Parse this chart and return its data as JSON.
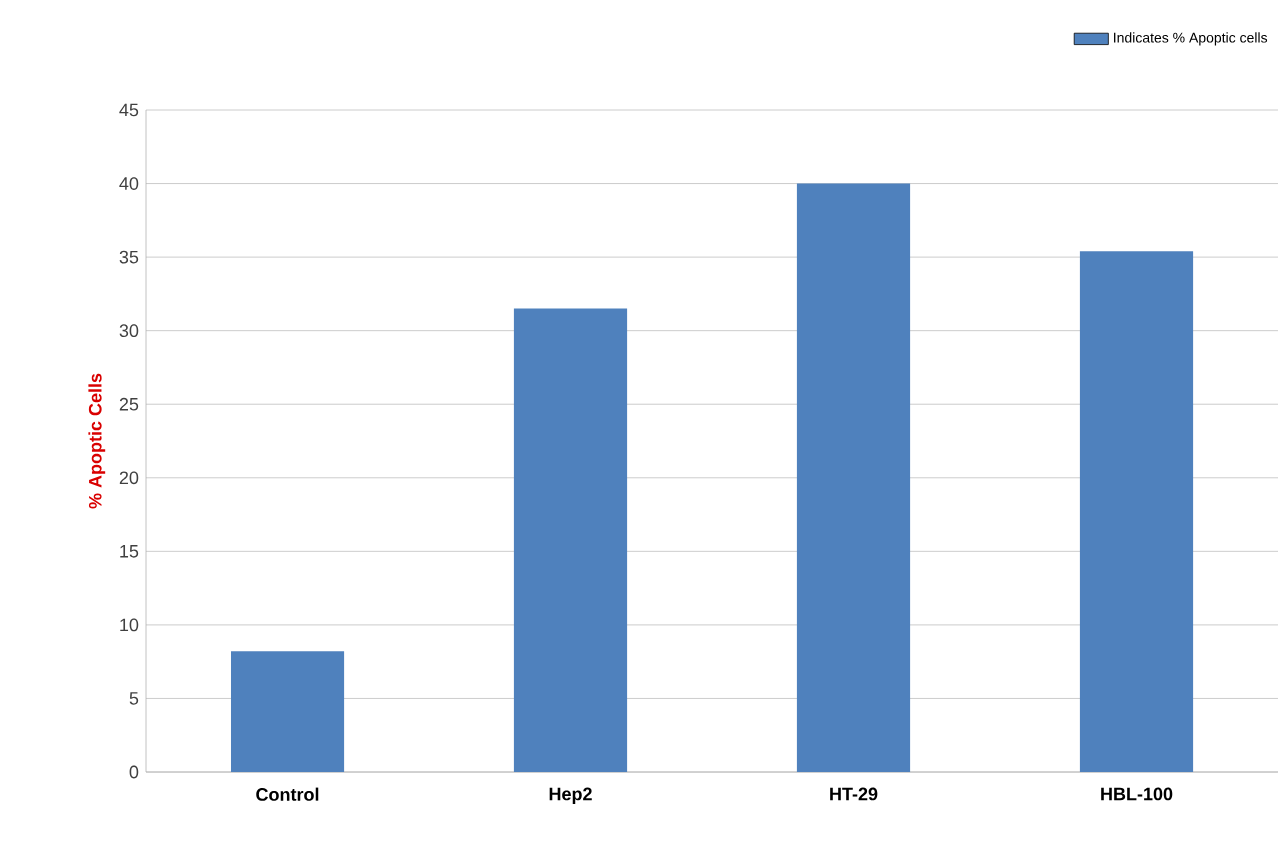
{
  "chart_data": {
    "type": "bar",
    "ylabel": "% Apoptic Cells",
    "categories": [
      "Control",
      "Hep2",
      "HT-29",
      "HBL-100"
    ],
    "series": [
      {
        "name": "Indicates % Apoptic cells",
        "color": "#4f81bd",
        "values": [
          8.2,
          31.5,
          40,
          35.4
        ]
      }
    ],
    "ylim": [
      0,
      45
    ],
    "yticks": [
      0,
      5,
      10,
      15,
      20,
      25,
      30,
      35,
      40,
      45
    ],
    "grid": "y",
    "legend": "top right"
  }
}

§ WORK TO BE COMPLETED
Lines in the records above that carry the word "Apoptic" are to be located and copied.

§ OUTPUT OF THE EXERCISE
    "ylabel": "% Apoptic Cells",
        "name": "Indicates % Apoptic cells",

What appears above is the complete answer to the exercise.